Input for this task -
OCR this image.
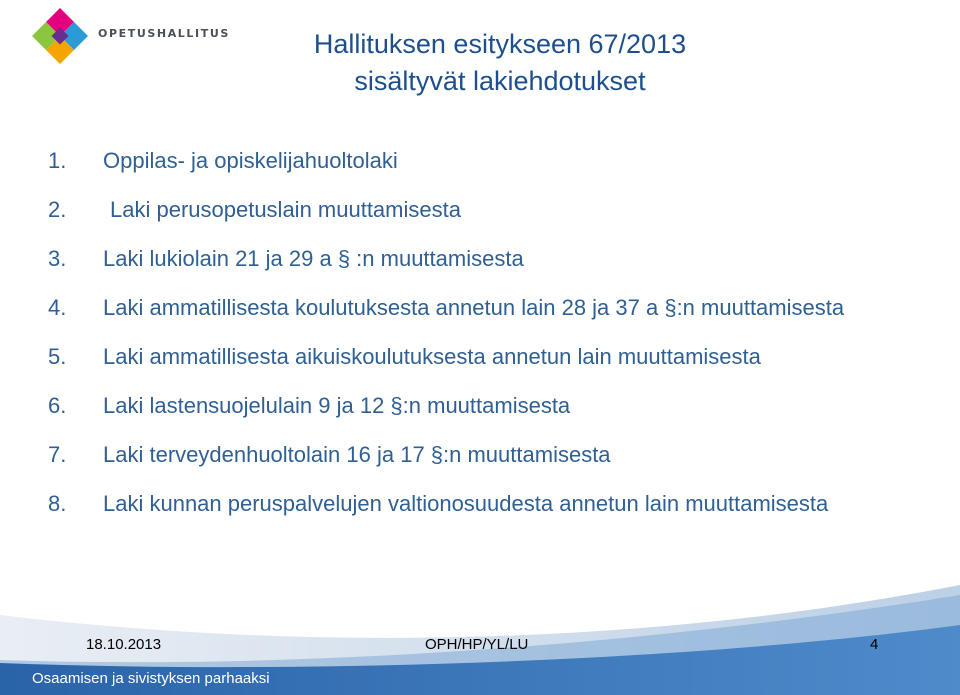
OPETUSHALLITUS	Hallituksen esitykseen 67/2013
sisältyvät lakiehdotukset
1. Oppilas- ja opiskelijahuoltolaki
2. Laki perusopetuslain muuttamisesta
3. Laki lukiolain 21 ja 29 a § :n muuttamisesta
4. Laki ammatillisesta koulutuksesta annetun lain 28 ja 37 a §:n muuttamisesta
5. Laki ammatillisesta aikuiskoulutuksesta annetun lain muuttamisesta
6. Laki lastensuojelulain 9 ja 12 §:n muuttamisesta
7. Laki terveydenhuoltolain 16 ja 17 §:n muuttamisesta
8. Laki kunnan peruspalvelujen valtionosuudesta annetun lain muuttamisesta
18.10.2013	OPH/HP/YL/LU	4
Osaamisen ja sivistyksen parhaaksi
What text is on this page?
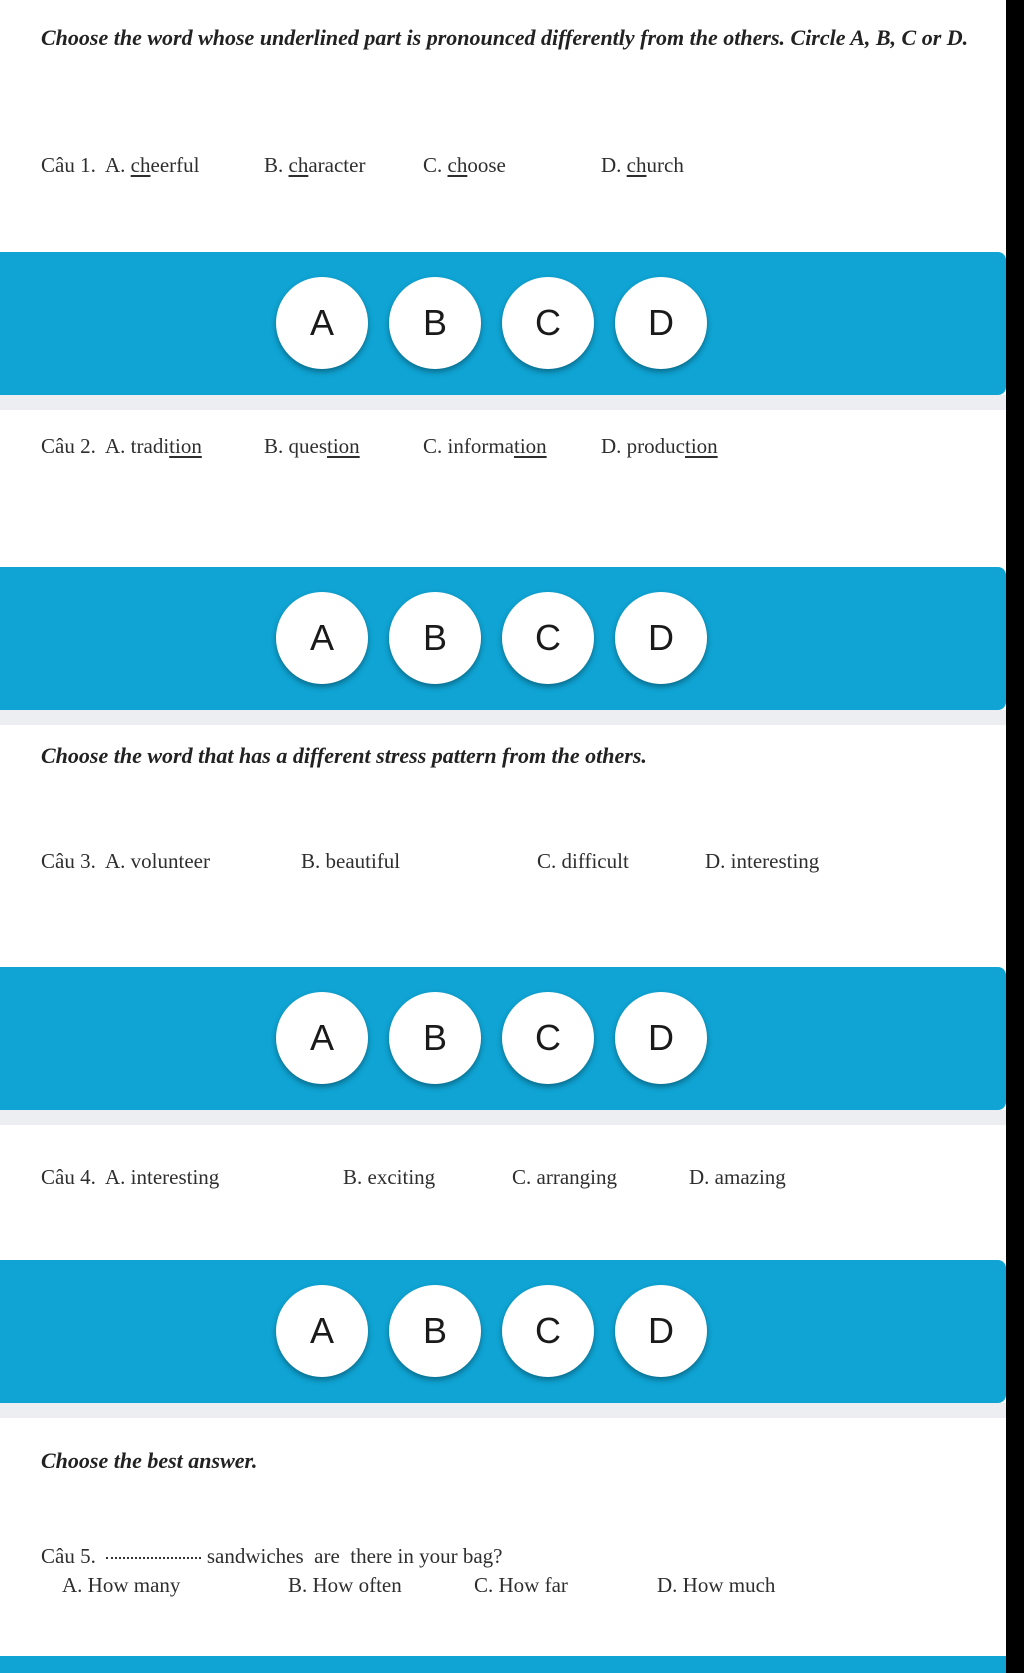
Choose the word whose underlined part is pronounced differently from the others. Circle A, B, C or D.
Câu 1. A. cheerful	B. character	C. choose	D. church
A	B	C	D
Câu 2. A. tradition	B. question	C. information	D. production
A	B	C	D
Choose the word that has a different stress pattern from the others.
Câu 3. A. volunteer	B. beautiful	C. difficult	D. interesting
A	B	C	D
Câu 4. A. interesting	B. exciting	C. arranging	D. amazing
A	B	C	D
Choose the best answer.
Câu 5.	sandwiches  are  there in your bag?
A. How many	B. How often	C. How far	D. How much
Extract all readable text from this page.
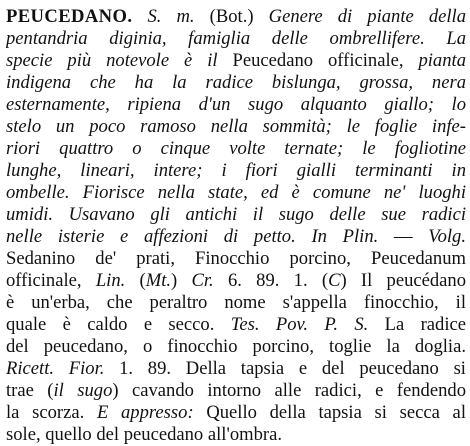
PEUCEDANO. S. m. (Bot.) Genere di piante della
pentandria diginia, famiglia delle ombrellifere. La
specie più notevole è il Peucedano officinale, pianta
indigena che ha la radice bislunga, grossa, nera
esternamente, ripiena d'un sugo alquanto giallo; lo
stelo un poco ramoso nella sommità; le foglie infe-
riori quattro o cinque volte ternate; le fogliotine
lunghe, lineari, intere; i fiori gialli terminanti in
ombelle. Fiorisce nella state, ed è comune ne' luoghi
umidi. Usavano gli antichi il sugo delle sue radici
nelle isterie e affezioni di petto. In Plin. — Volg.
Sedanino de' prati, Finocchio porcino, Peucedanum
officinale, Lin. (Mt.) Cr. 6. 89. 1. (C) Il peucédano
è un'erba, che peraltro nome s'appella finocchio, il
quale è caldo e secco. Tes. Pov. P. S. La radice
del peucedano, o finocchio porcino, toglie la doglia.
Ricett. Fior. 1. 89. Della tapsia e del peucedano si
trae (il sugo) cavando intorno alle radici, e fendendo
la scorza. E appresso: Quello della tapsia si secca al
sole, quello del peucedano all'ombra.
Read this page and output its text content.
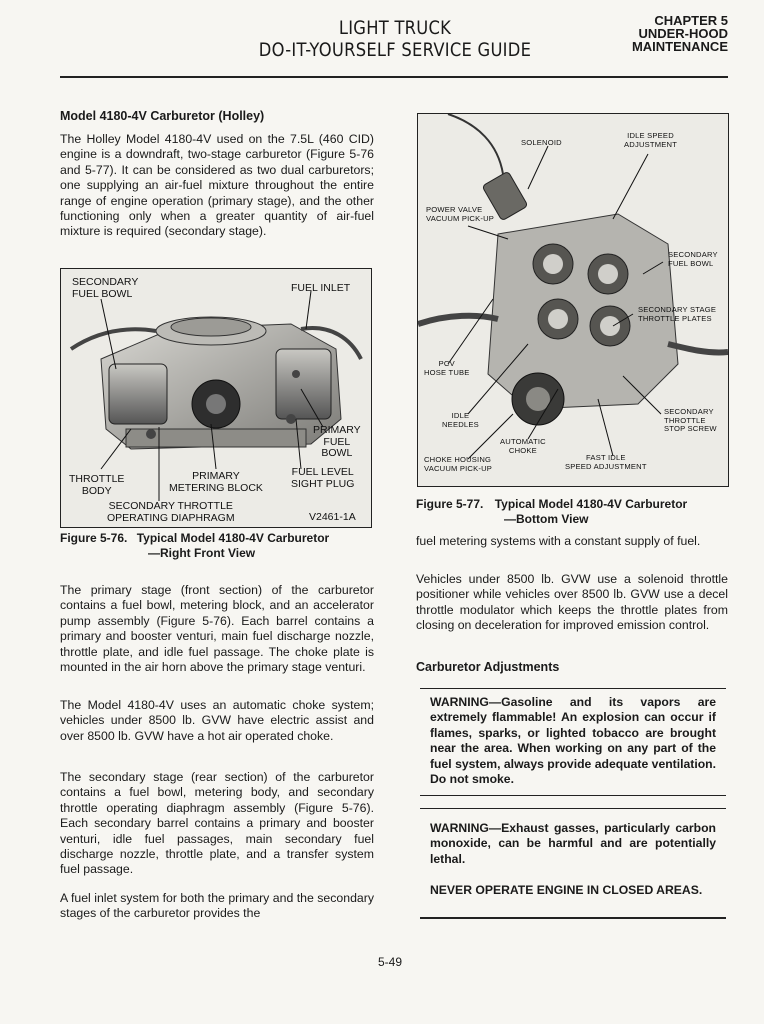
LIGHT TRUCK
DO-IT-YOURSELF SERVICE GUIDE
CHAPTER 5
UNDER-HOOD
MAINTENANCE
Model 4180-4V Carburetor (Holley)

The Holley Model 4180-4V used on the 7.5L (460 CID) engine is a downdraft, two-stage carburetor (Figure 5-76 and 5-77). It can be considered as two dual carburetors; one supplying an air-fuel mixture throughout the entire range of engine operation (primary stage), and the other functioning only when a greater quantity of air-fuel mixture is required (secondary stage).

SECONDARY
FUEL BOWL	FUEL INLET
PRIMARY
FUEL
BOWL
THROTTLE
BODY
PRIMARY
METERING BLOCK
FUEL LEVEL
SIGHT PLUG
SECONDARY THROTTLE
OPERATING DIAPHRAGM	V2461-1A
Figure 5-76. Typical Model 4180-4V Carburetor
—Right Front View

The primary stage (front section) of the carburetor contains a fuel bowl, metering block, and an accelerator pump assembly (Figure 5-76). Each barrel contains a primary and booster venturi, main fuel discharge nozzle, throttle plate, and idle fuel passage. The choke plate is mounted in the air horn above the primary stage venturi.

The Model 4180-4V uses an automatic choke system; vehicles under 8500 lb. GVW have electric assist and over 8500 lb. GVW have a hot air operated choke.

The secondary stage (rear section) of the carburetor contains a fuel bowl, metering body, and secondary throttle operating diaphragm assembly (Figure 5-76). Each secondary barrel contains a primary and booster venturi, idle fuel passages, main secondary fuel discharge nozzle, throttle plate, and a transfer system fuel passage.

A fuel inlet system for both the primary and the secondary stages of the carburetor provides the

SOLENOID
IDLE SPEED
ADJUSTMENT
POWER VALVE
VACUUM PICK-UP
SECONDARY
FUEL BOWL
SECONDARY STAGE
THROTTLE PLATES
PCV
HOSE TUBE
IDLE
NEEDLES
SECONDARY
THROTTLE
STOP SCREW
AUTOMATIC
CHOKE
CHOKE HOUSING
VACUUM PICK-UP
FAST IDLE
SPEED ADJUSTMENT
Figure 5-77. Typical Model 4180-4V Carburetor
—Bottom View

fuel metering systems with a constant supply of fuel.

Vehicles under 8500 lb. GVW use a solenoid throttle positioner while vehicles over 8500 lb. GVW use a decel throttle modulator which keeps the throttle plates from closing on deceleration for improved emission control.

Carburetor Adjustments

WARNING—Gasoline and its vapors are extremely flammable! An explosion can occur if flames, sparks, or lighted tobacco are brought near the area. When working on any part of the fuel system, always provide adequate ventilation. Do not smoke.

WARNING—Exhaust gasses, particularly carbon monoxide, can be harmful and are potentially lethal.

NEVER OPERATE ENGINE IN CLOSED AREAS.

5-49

What is needed - Output every entry word for word, but omit the pictures.

Answer to this problem -
OCR this image.
OPETUSHALLITUS	Hallituksen esitykseen 67/2013
sisältyvät lakiehdotukset
1. Oppilas- ja opiskelijahuoltolaki
2. Laki perusopetuslain muuttamisesta
3. Laki lukiolain 21 ja 29 a § :n muuttamisesta
4. Laki ammatillisesta koulutuksesta annetun lain 28 ja 37 a §:n muuttamisesta
5. Laki ammatillisesta aikuiskoulutuksesta annetun lain muuttamisesta
6. Laki lastensuojelulain 9 ja 12 §:n muuttamisesta
7. Laki terveydenhuoltolain 16 ja 17 §:n muuttamisesta
8. Laki kunnan peruspalvelujen valtionosuudesta annetun lain muuttamisesta
18.10.2013	OPH/HP/YL/LU	4
Osaamisen ja sivistyksen parhaaksi
What text is on this page?
Choose the word whose underlined part is pronounced differently from the others. Circle A, B, C or D.
Câu 1. A. cheerful	B. character	C. choose	D. church
A	B	C	D
Câu 2. A. tradition	B. question	C. information	D. production
A	B	C	D
Choose the word that has a different stress pattern from the others.
Câu 3. A. volunteer	B. beautiful	C. difficult	D. interesting
A	B	C	D
Câu 4. A. interesting	B. exciting	C. arranging	D. amazing
A	B	C	D
Choose the best answer.
Câu 5.	sandwiches  are  there in your bag?
A. How many	B. How often	C. How far	D. How much
Extract all readable text from this page.
PEUCEDANO. S. m. (Bot.) Genere di piante della
pentandria diginia, famiglia delle ombrellifere. La
specie più notevole è il Peucedano officinale, pianta
indigena che ha la radice bislunga, grossa, nera
esternamente, ripiena d'un sugo alquanto giallo; lo
stelo un poco ramoso nella sommità; le foglie infe-
riori quattro o cinque volte ternate; le fogliotine
lunghe, lineari, intere; i fiori gialli terminanti in
ombelle. Fiorisce nella state, ed è comune ne' luoghi
umidi. Usavano gli antichi il sugo delle sue radici
nelle isterie e affezioni di petto. In Plin. — Volg.
Sedanino de' prati, Finocchio porcino, Peucedanum
officinale, Lin. (Mt.) Cr. 6. 89. 1. (C) Il peucédano
è un'erba, che peraltro nome s'appella finocchio, il
quale è caldo e secco. Tes. Pov. P. S. La radice
del peucedano, o finocchio porcino, toglie la doglia.
Ricett. Fior. 1. 89. Della tapsia e del peucedano si
trae (il sugo) cavando intorno alle radici, e fendendo
la scorza. E appresso: Quello della tapsia si secca al
sole, quello del peucedano all'ombra.
Read this page and output its text content.
LIGHT TRUCK
DO-IT-YOURSELF SERVICE GUIDE
CHAPTER 5
UNDER-HOOD
MAINTENANCE
Model 4180-4V Carburetor (Holley)

The Holley Model 4180-4V used on the 7.5L (460 CID) engine is a downdraft, two-stage carburetor (Figure 5-76 and 5-77). It can be considered as two dual carburetors; one supplying an air-fuel mixture throughout the entire range of engine operation (primary stage), and the other functioning only when a greater quantity of air-fuel mixture is required (secondary stage).

SECONDARY
FUEL BOWL	FUEL INLET
PRIMARY
FUEL
BOWL
THROTTLE
BODY
PRIMARY
METERING BLOCK
FUEL LEVEL
SIGHT PLUG
SECONDARY THROTTLE
OPERATING DIAPHRAGM	V2461-1A
Figure 5-76. Typical Model 4180-4V Carburetor
—Right Front View

The primary stage (front section) of the carburetor contains a fuel bowl, metering block, and an accelerator pump assembly (Figure 5-76). Each barrel contains a primary and booster venturi, main fuel discharge nozzle, throttle plate, and idle fuel passage. The choke plate is mounted in the air horn above the primary stage venturi.

The Model 4180-4V uses an automatic choke system; vehicles under 8500 lb. GVW have electric assist and over 8500 lb. GVW have a hot air operated choke.

The secondary stage (rear section) of the carburetor contains a fuel bowl, metering body, and secondary throttle operating diaphragm assembly (Figure 5-76). Each secondary barrel contains a primary and booster venturi, idle fuel passages, main secondary fuel discharge nozzle, throttle plate, and a transfer system fuel passage.

A fuel inlet system for both the primary and the secondary stages of the carburetor provides the

SOLENOID
IDLE SPEED
ADJUSTMENT
POWER VALVE
VACUUM PICK-UP
SECONDARY
FUEL BOWL
SECONDARY STAGE
THROTTLE PLATES
PCV
HOSE TUBE
IDLE
NEEDLES
SECONDARY
THROTTLE
STOP SCREW
AUTOMATIC
CHOKE
CHOKE HOUSING
VACUUM PICK-UP
FAST IDLE
SPEED ADJUSTMENT
Figure 5-77. Typical Model 4180-4V Carburetor
—Bottom View

fuel metering systems with a constant supply of fuel.

Vehicles under 8500 lb. GVW use a solenoid throttle positioner while vehicles over 8500 lb. GVW use a decel throttle modulator which keeps the throttle plates from closing on deceleration for improved emission control.

Carburetor Adjustments

WARNING—Gasoline and its vapors are extremely flammable! An explosion can occur if flames, sparks, or lighted tobacco are brought near the area. When working on any part of the fuel system, always provide adequate ventilation. Do not smoke.

WARNING—Exhaust gasses, particularly carbon monoxide, can be harmful and are potentially lethal.

NEVER OPERATE ENGINE IN CLOSED AREAS.

5-49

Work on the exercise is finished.